··· Supplied data

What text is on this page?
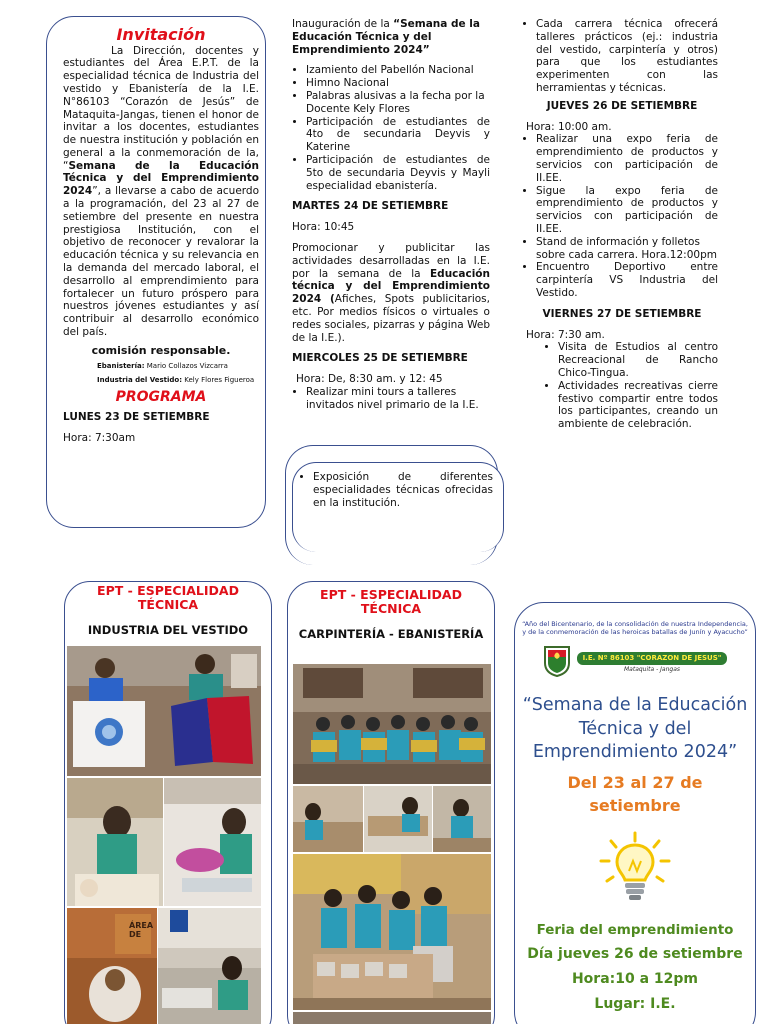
Invitación

La Dirección, docentes y estudiantes del Área E.P.T. de la especialidad técnica de Industria del vestido y Ebanistería de la I.E. N°86103 “Corazón de Jesús” de Mataquita-Jangas, tienen el honor de invitar a los docentes, estudiantes de nuestra institución y población en general a la conmemoración de la, “Semana de la Educación Técnica y del Emprendimiento 2024”, a llevarse a cabo de acuerdo a la programación, del 23 al 27 de setiembre del presente en nuestra prestigiosa Institución, con el objetivo de reconocer y revalorar la educación técnica y su relevancia en la demanda del mercado laboral, el desarrollo al emprendimiento para fortalecer un futuro próspero para nuestros jóvenes estudiantes y así contribuir al desarrollo económico del país.

comisión responsable.
Ebanistería: Mario Collazos Vizcarra
Industria del Vestido: Kely Flores Figueroa
PROGRAMA
LUNES 23 DE SETIEMBRE
Hora: 7:30am

Inauguración de la “Semana de la Educación Técnica y del Emprendimiento 2024”

• Izamiento del Pabellón Nacional
• Himno Nacional
• Palabras alusivas a la fecha por la Docente Kely Flores
• Participación de estudiantes de 4to de secundaria Deyvis y Katerine
• Participación de estudiantes de 5to de secundaria Deyvis y Mayli especialidad ebanistería.
MARTES 24 DE SETIEMBRE
Hora: 10:45

Promocionar y publicitar las actividades desarrolladas en la I.E. por la semana de la Educación técnica y del Emprendimiento 2024 (Afiches, Spots publicitarios, etc. Por medios físicos o virtuales o redes sociales, pizarras y página Web de la I.E.).

MIERCOLES 25 DE SETIEMBRE
Hora: De, 8:30 am. y 12: 45
• Realizar mini tours a talleres invitados nivel primario de la I.E.
• Exposición de diferentes especialidades técnicas ofrecidas en la institución.
• Cada carrera técnica ofrecerá talleres prácticos (ej.: industria del vestido, carpintería y otros) para que los estudiantes experimenten con las herramientas y técnicas.
JUEVES 26 DE SETIEMBRE
Hora: 10:00 am.
• Realizar una expo feria de emprendimiento de productos y servicios con participación de II.EE.
• Sigue la expo feria de emprendimiento de productos y servicios con participación de II.EE.
• Stand de información y folletos sobre cada carrera. Hora.12:00pm
• Encuentro Deportivo entre carpintería VS Industria del Vestido.
VIERNES 27 DE SETIEMBRE
Hora: 7:30 am.
• Visita de Estudios al centro Recreacional de Rancho Chico-Tingua.
• Actividades recreativas cierre festivo compartir entre todos los participantes, creando un ambiente de celebración.
EPT - ESPECIALIDAD TÉCNICA
INDUSTRIA DEL VESTIDO
ÁREA
DE
EPT - ESPECIALIDAD TÉCNICA
CARPINTERÍA - EBANISTERÍA
“Año del Bicentenario, de la consolidación de nuestra Independencia, y de la conmemoración de las heroicas batallas de Junín y Ayacucho”
I.E. Nº 86103 "CORAZON DE JESUS"
Mataquita - Jangas
“Semana de la Educación Técnica y del Emprendimiento 2024”
Del 23 al 27 de setiembre
Feria del emprendimiento
Día jueves 26 de setiembre
Hora:10 a 12pm
Lugar: I.E.
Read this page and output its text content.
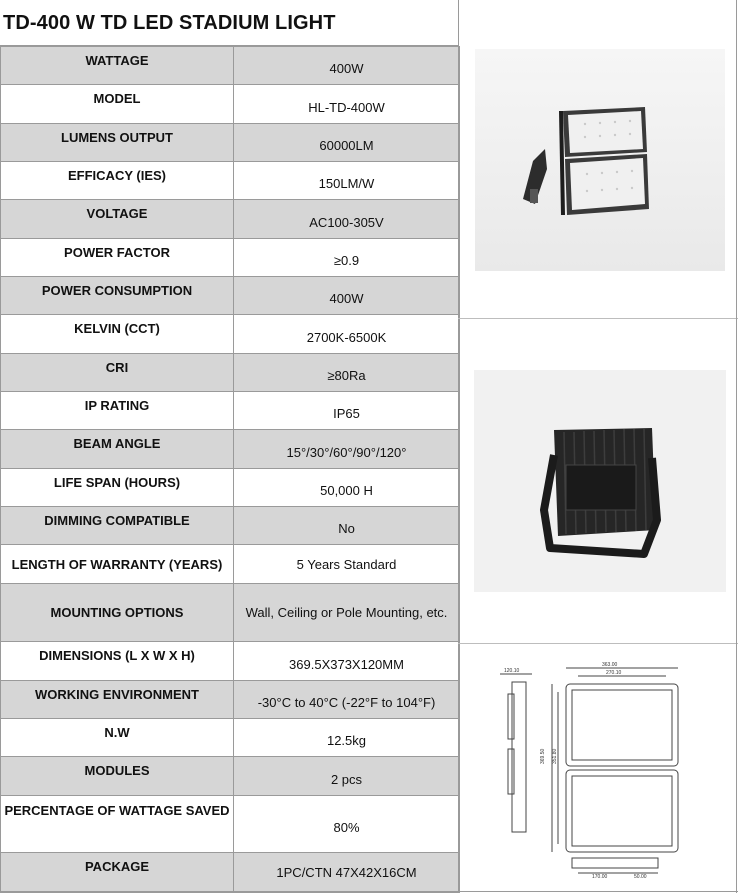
TD-400 W TD LED STADIUM LIGHT
WATTAGE	400W
MODEL	HL-TD-400W
LUMENS OUTPUT	60000LM
EFFICACY (IES)	150LM/W
VOLTAGE	AC100-305V
POWER FACTOR	≥0.9
POWER CONSUMPTION	400W
KELVIN (CCT)	2700K-6500K
CRI	≥80Ra
IP RATING	IP65
BEAM ANGLE	15°/30°/60°/90°/120°
LIFE SPAN (HOURS)	50,000 H
DIMMING COMPATIBLE	No
LENGTH OF WARRANTY (YEARS)	5 Years Standard
MOUNTING OPTIONS	Wall, Ceiling or Pole Mounting, etc.
DIMENSIONS (L X W X H)	369.5X373X120MM
WORKING ENVIRONMENT	-30°C to 40°C (-22°F to 104°F)
N.W	12.5kg
MODULES	2 pcs
PERCENTAGE OF WATTAGE SAVED	80%
PACKAGE	1PC/CTN 47X42X16CM
363.00
270.10
120.10
369.50 351.80
170.00	50.00
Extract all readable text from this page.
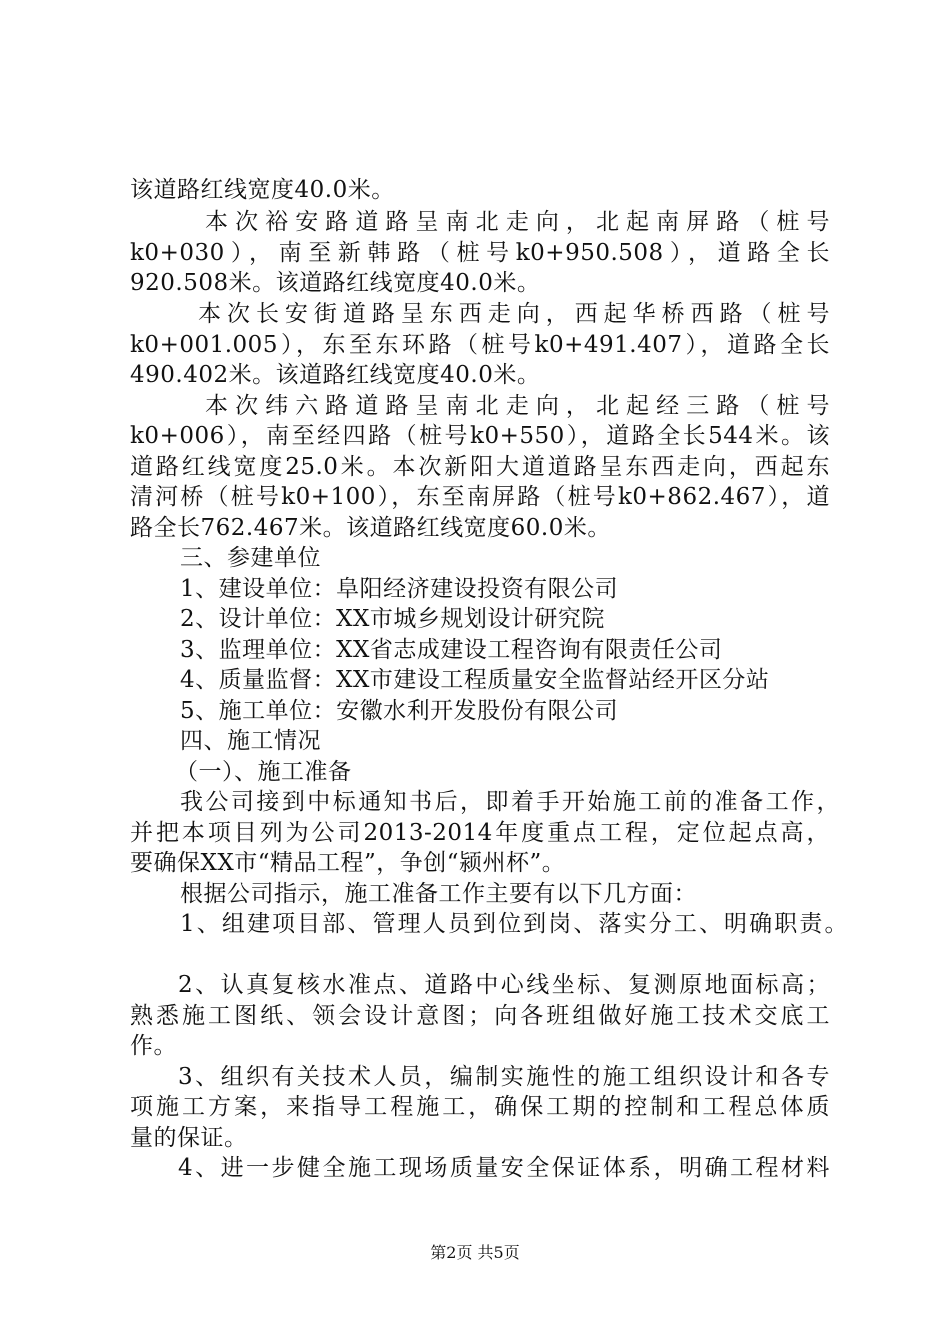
该道路红线宽度40.0米。
本次裕安路道路呈南北走向，北起南屏路（桩号
k0+030），南至新韩路（桩号k0+950.508），道路全长
920.508米。该道路红线宽度40.0米。
本次长安街道路呈东西走向，西起华桥西路（桩号
k0+001.005），东至东环路（桩号k0+491.407），道路全长
490.402米。该道路红线宽度40.0米。
本次纬六路道路呈南北走向，北起经三路（桩号
k0+006），南至经四路（桩号k0+550），道路全长544米。该
道路红线宽度25.0米。本次新阳大道道路呈东西走向，西起东
清河桥（桩号k0+100），东至南屏路（桩号k0+862.467），道
路全长762.467米。该道路红线宽度60.0米。
三、参建单位
1、建设单位：阜阳经济建设投资有限公司
2、设计单位：XX市城乡规划设计研究院
3、监理单位：XX省志成建设工程咨询有限责任公司
4、质量监督：XX市建设工程质量安全监督站经开区分站
5、施工单位：安徽水利开发股份有限公司
四、施工情况
（一）、施工准备
我公司接到中标通知书后，即着手开始施工前的准备工作，
并把本项目列为公司2013-2014年度重点工程，定位起点高，
要确保XX市“精品工程”，争创“颍州杯”。
根据公司指示，施工准备工作主要有以下几方面：
1、组建项目部、管理人员到位到岗、落实分工、明确职责。
2、认真复核水准点、道路中心线坐标、复测原地面标高；
熟悉施工图纸、领会设计意图；向各班组做好施工技术交底工
作。
3、组织有关技术人员，编制实施性的施工组织设计和各专
项施工方案，来指导工程施工，确保工期的控制和工程总体质
量的保证。
4、进一步健全施工现场质量安全保证体系，明确工程材料
第2页 共5页
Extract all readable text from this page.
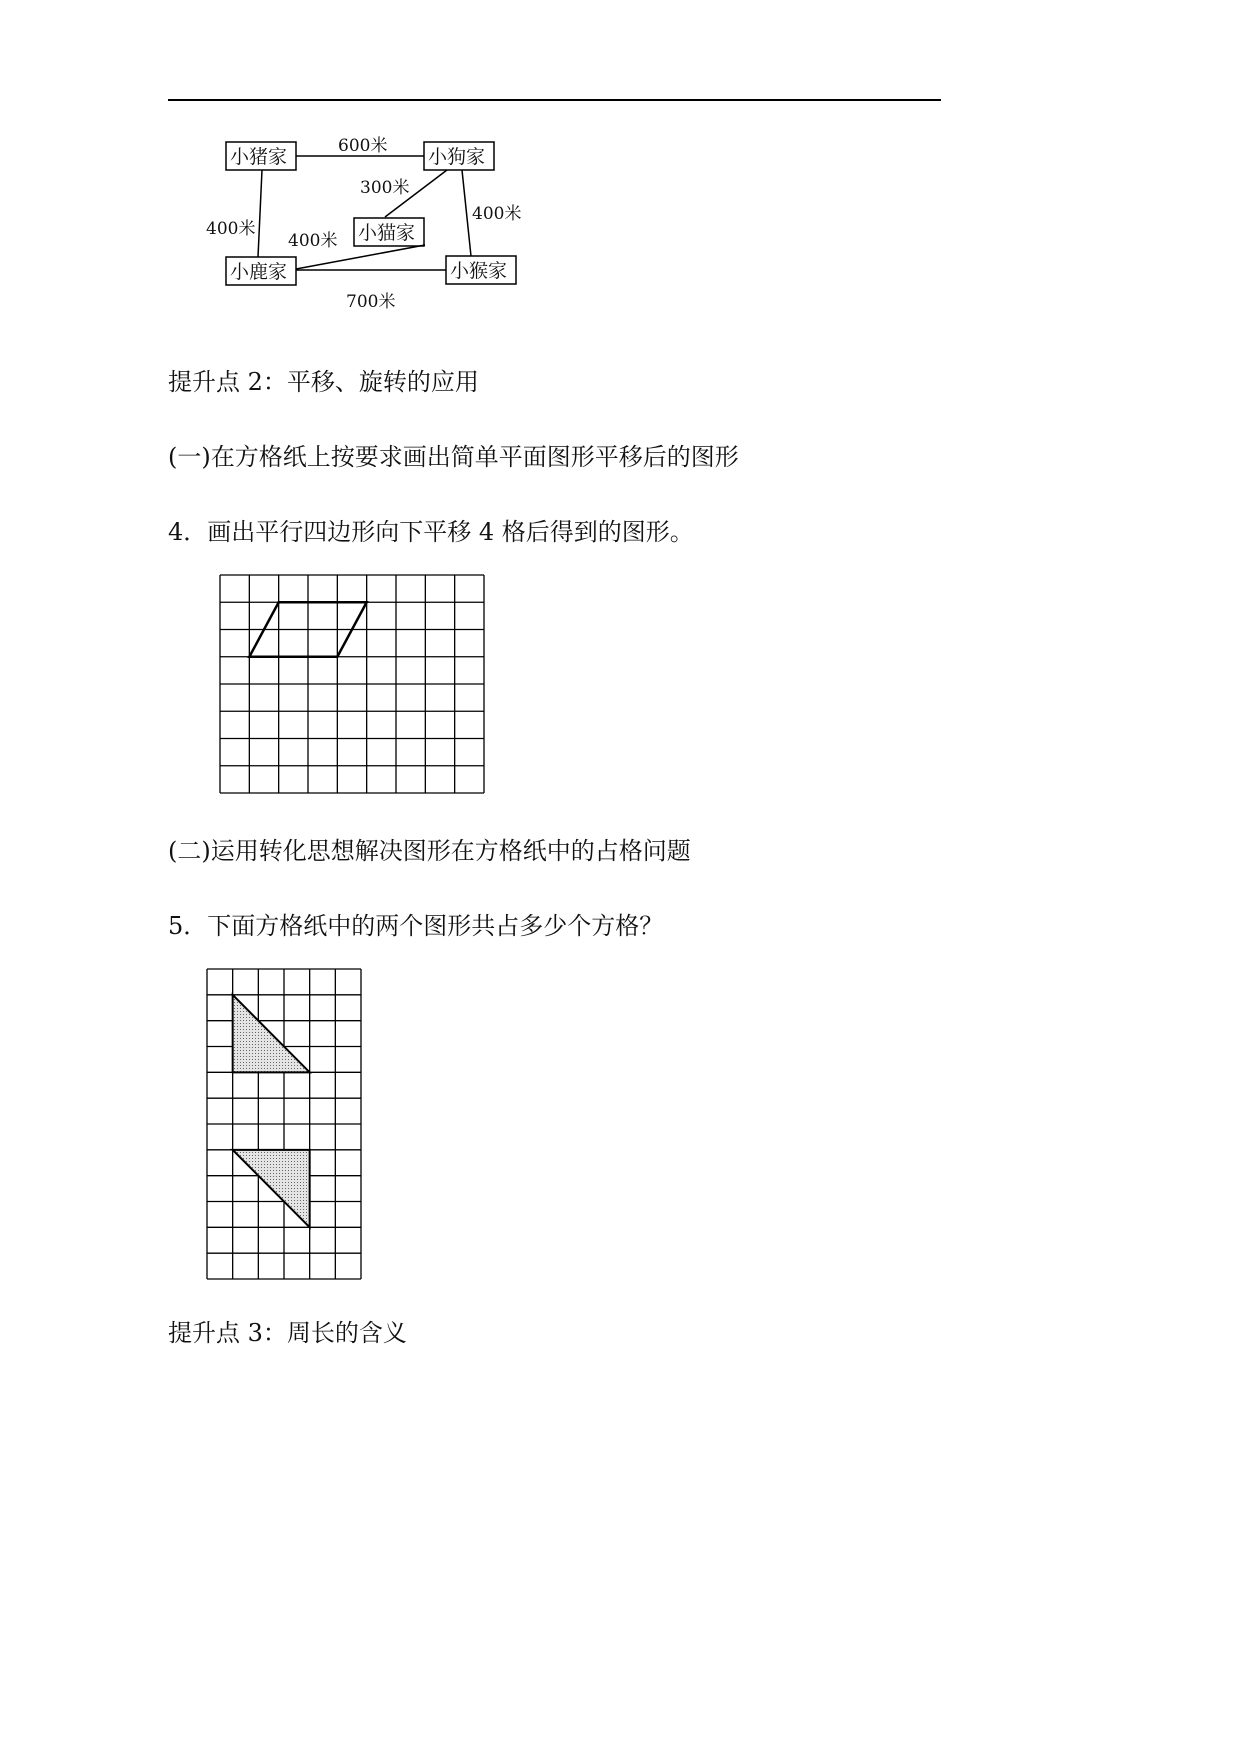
小猪家	小狗家
小猫家
小鹿家	小猴家
600米
300米
400米
400米
400米
700米
提升点 2：平移、旋转的应用
(一)在方格纸上按要求画出简单平面图形平移后的图形
4．画出平行四边形向下平移 4 格后得到的图形。
(二)运用转化思想解决图形在方格纸中的占格问题
5．下面方格纸中的两个图形共占多少个方格？
提升点 3：周长的含义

······

== Work to complete ==
Omit the pictures, and quote the material above exactly as given.

== In response ==
What text is on this page?
Invitación

La Dirección, docentes y estudiantes del Área E.P.T. de la especialidad técnica de Industria del vestido y Ebanistería de la I.E. N°86103 “Corazón de Jesús” de Mataquita-Jangas, tienen el honor de invitar a los docentes, estudiantes de nuestra institución y población en general a la conmemoración de la, “Semana de la Educación Técnica y del Emprendimiento 2024”, a llevarse a cabo de acuerdo a la programación, del 23 al 27 de setiembre del presente en nuestra prestigiosa Institución, con el objetivo de reconocer y revalorar la educación técnica y su relevancia en la demanda del mercado laboral, el desarrollo al emprendimiento para fortalecer un futuro próspero para nuestros jóvenes estudiantes y así contribuir al desarrollo económico del país.

comisión responsable.
Ebanistería: Mario Collazos Vizcarra
Industria del Vestido: Kely Flores Figueroa
PROGRAMA
LUNES 23 DE SETIEMBRE
Hora: 7:30am

Inauguración de la “Semana de la Educación Técnica y del Emprendimiento 2024”

• Izamiento del Pabellón Nacional
• Himno Nacional
• Palabras alusivas a la fecha por la Docente Kely Flores
• Participación de estudiantes de 4to de secundaria Deyvis y Katerine
• Participación de estudiantes de 5to de secundaria Deyvis y Mayli especialidad ebanistería.
MARTES 24 DE SETIEMBRE
Hora: 10:45

Promocionar y publicitar las actividades desarrolladas en la I.E. por la semana de la Educación técnica y del Emprendimiento 2024 (Afiches, Spots publicitarios, etc. Por medios físicos o virtuales o redes sociales, pizarras y página Web de la I.E.).

MIERCOLES 25 DE SETIEMBRE
Hora: De, 8:30 am. y 12: 45
• Realizar mini tours a talleres invitados nivel primario de la I.E.
• Exposición de diferentes especialidades técnicas ofrecidas en la institución.
• Cada carrera técnica ofrecerá talleres prácticos (ej.: industria del vestido, carpintería y otros) para que los estudiantes experimenten con las herramientas y técnicas.
JUEVES 26 DE SETIEMBRE
Hora: 10:00 am.
• Realizar una expo feria de emprendimiento de productos y servicios con participación de II.EE.
• Sigue la expo feria de emprendimiento de productos y servicios con participación de II.EE.
• Stand de información y folletos sobre cada carrera. Hora.12:00pm
• Encuentro Deportivo entre carpintería VS Industria del Vestido.
VIERNES 27 DE SETIEMBRE
Hora: 7:30 am.
• Visita de Estudios al centro Recreacional de Rancho Chico-Tingua.
• Actividades recreativas cierre festivo compartir entre todos los participantes, creando un ambiente de celebración.
EPT - ESPECIALIDAD TÉCNICA
INDUSTRIA DEL VESTIDO
ÁREA
DE
EPT - ESPECIALIDAD TÉCNICA
CARPINTERÍA - EBANISTERÍA
“Año del Bicentenario, de la consolidación de nuestra Independencia, y de la conmemoración de las heroicas batallas de Junín y Ayacucho”
I.E. Nº 86103 "CORAZON DE JESUS"
Mataquita - Jangas
“Semana de la Educación Técnica y del Emprendimiento 2024”
Del 23 al 27 de setiembre
Feria del emprendimiento
Día jueves 26 de setiembre
Hora:10 a 12pm
Lugar: I.E.
Read this page and output its text content.
TD-400 W TD LED STADIUM LIGHT
WATTAGE	400W
MODEL	HL-TD-400W
LUMENS OUTPUT	60000LM
EFFICACY (IES)	150LM/W
VOLTAGE	AC100-305V
POWER FACTOR	≥0.9
POWER CONSUMPTION	400W
KELVIN (CCT)	2700K-6500K
CRI	≥80Ra
IP RATING	IP65
BEAM ANGLE	15°/30°/60°/90°/120°
LIFE SPAN (HOURS)	50,000 H
DIMMING COMPATIBLE	No
LENGTH OF WARRANTY (YEARS)	5 Years Standard
MOUNTING OPTIONS	Wall, Ceiling or Pole Mounting, etc.
DIMENSIONS (L X W X H)	369.5X373X120MM
WORKING ENVIRONMENT	-30°C to 40°C (-22°F to 104°F)
N.W	12.5kg
MODULES	2 pcs
PERCENTAGE OF WATTAGE SAVED	80%
PACKAGE	1PC/CTN 47X42X16CM
363.00
270.10
120.10
369.50 351.80
170.00	50.00
Extract all readable text from this page.
该道路红线宽度40.0米。
本次裕安路道路呈南北走向，北起南屏路（桩号
k0+030），南至新韩路（桩号k0+950.508），道路全长
920.508米。该道路红线宽度40.0米。
本次长安街道路呈东西走向，西起华桥西路（桩号
k0+001.005），东至东环路（桩号k0+491.407），道路全长
490.402米。该道路红线宽度40.0米。
本次纬六路道路呈南北走向，北起经三路（桩号
k0+006），南至经四路（桩号k0+550），道路全长544米。该
道路红线宽度25.0米。本次新阳大道道路呈东西走向，西起东
清河桥（桩号k0+100），东至南屏路（桩号k0+862.467），道
路全长762.467米。该道路红线宽度60.0米。
三、参建单位
1、建设单位：阜阳经济建设投资有限公司
2、设计单位：XX市城乡规划设计研究院
3、监理单位：XX省志成建设工程咨询有限责任公司
4、质量监督：XX市建设工程质量安全监督站经开区分站
5、施工单位：安徽水利开发股份有限公司
四、施工情况
（一）、施工准备
我公司接到中标通知书后，即着手开始施工前的准备工作，
并把本项目列为公司2013-2014年度重点工程，定位起点高，
要确保XX市“精品工程”，争创“颍州杯”。
根据公司指示，施工准备工作主要有以下几方面：
1、组建项目部、管理人员到位到岗、落实分工、明确职责。
2、认真复核水准点、道路中心线坐标、复测原地面标高；
熟悉施工图纸、领会设计意图；向各班组做好施工技术交底工
作。
3、组织有关技术人员，编制实施性的施工组织设计和各专
项施工方案，来指导工程施工，确保工期的控制和工程总体质
量的保证。
4、进一步健全施工现场质量安全保证体系，明确工程材料
第2页 共5页
Extract all readable text from this page.
小猪家	小狗家
小猫家
小鹿家	小猴家
600米
300米
400米
400米
400米
700米
提升点 2：平移、旋转的应用
(一)在方格纸上按要求画出简单平面图形平移后的图形
4．画出平行四边形向下平移 4 格后得到的图形。
(二)运用转化思想解决图形在方格纸中的占格问题
5．下面方格纸中的两个图形共占多少个方格？
提升点 3：周长的含义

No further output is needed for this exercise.